──────── Record excerpts ────────

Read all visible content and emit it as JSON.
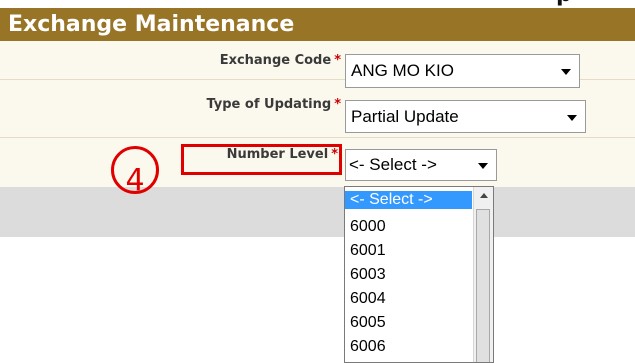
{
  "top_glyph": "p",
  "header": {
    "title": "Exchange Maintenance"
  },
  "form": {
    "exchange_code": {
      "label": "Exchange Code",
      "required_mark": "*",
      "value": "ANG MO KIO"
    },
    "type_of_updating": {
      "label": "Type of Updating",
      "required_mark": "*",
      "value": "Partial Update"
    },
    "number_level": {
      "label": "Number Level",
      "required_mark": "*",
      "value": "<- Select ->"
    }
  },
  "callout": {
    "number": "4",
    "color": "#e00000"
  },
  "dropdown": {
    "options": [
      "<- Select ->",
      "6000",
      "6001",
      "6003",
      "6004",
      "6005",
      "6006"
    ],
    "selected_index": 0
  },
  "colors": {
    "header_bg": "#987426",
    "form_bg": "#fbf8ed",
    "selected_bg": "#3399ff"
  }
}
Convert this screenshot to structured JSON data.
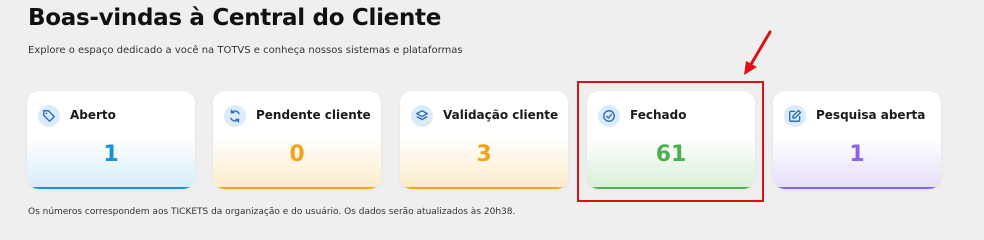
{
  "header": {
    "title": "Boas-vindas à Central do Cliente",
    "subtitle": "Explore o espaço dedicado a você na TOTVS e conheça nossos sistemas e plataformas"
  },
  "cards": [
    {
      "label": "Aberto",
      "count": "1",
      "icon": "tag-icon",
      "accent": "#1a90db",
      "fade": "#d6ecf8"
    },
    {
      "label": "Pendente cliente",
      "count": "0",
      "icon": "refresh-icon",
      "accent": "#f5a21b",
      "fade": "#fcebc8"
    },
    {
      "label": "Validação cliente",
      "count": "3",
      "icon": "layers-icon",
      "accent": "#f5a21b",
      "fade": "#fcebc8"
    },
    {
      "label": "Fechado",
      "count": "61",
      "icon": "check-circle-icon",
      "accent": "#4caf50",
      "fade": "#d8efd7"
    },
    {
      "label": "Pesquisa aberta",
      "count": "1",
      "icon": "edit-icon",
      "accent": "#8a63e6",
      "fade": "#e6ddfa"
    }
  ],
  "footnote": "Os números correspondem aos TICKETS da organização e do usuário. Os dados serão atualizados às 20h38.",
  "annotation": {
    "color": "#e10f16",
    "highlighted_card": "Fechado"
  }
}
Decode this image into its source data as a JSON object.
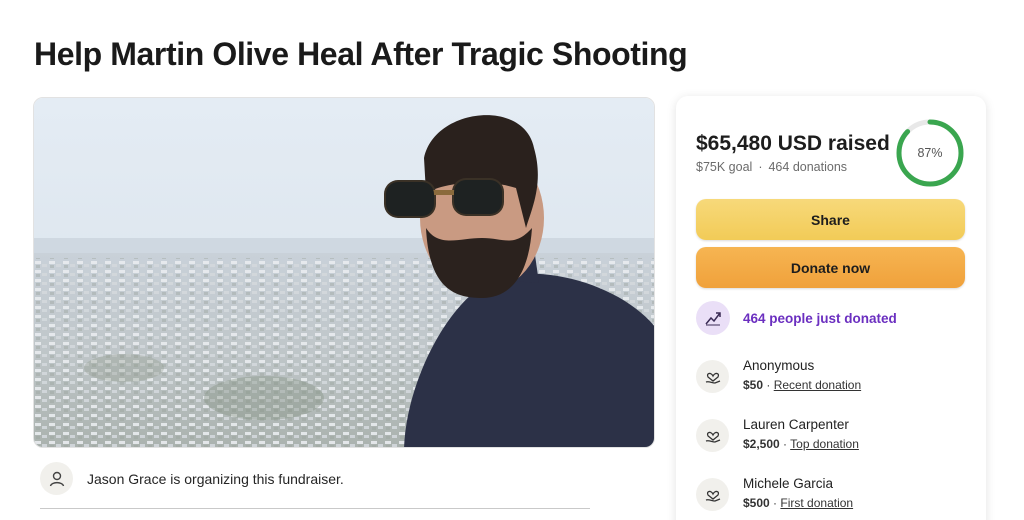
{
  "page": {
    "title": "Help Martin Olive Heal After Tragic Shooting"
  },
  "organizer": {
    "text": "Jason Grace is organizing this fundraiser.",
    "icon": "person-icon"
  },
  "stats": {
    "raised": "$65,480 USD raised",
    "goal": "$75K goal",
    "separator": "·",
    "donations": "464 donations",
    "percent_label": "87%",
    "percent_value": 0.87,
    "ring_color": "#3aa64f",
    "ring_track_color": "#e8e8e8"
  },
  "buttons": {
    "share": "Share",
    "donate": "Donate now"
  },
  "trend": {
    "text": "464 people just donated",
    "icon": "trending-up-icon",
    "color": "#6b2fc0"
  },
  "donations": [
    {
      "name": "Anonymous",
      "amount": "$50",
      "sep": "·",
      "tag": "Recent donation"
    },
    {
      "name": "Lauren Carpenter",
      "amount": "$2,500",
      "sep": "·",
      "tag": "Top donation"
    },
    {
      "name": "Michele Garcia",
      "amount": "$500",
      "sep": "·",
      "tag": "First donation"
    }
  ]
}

────────

## Description of the task
Using the data above, print every line exactly, omitting pictures.

## Solution to this problem
Read all visible content and emit it as JSON.
{
  "top_glyph": "p",
  "header": {
    "title": "Exchange Maintenance"
  },
  "form": {
    "exchange_code": {
      "label": "Exchange Code",
      "required_mark": "*",
      "value": "ANG MO KIO"
    },
    "type_of_updating": {
      "label": "Type of Updating",
      "required_mark": "*",
      "value": "Partial Update"
    },
    "number_level": {
      "label": "Number Level",
      "required_mark": "*",
      "value": "<- Select ->"
    }
  },
  "callout": {
    "number": "4",
    "color": "#e00000"
  },
  "dropdown": {
    "options": [
      "<- Select ->",
      "6000",
      "6001",
      "6003",
      "6004",
      "6005",
      "6006"
    ],
    "selected_index": 0
  },
  "colors": {
    "header_bg": "#987426",
    "form_bg": "#fbf8ed",
    "selected_bg": "#3399ff"
  }
}
Convert this screenshot to structured JSON data.
{
  "header": {
    "title": "Boas-vindas à Central do Cliente",
    "subtitle": "Explore o espaço dedicado a você na TOTVS e conheça nossos sistemas e plataformas"
  },
  "cards": [
    {
      "label": "Aberto",
      "count": "1",
      "icon": "tag-icon",
      "accent": "#1a90db",
      "fade": "#d6ecf8"
    },
    {
      "label": "Pendente cliente",
      "count": "0",
      "icon": "refresh-icon",
      "accent": "#f5a21b",
      "fade": "#fcebc8"
    },
    {
      "label": "Validação cliente",
      "count": "3",
      "icon": "layers-icon",
      "accent": "#f5a21b",
      "fade": "#fcebc8"
    },
    {
      "label": "Fechado",
      "count": "61",
      "icon": "check-circle-icon",
      "accent": "#4caf50",
      "fade": "#d8efd7"
    },
    {
      "label": "Pesquisa aberta",
      "count": "1",
      "icon": "edit-icon",
      "accent": "#8a63e6",
      "fade": "#e6ddfa"
    }
  ],
  "footnote": "Os números correspondem aos TICKETS da organização e do usuário. Os dados serão atualizados às 20h38.",
  "annotation": {
    "color": "#e10f16",
    "highlighted_card": "Fechado"
  }
}
Decode this image into its source data as a JSON object.
{
  "page": {
    "title": "Help Martin Olive Heal After Tragic Shooting"
  },
  "organizer": {
    "text": "Jason Grace is organizing this fundraiser.",
    "icon": "person-icon"
  },
  "stats": {
    "raised": "$65,480 USD raised",
    "goal": "$75K goal",
    "separator": "·",
    "donations": "464 donations",
    "percent_label": "87%",
    "percent_value": 0.87,
    "ring_color": "#3aa64f",
    "ring_track_color": "#e8e8e8"
  },
  "buttons": {
    "share": "Share",
    "donate": "Donate now"
  },
  "trend": {
    "text": "464 people just donated",
    "icon": "trending-up-icon",
    "color": "#6b2fc0"
  },
  "donations": [
    {
      "name": "Anonymous",
      "amount": "$50",
      "sep": "·",
      "tag": "Recent donation"
    },
    {
      "name": "Lauren Carpenter",
      "amount": "$2,500",
      "sep": "·",
      "tag": "Top donation"
    },
    {
      "name": "Michele Garcia",
      "amount": "$500",
      "sep": "·",
      "tag": "First donation"
    }
  ]
}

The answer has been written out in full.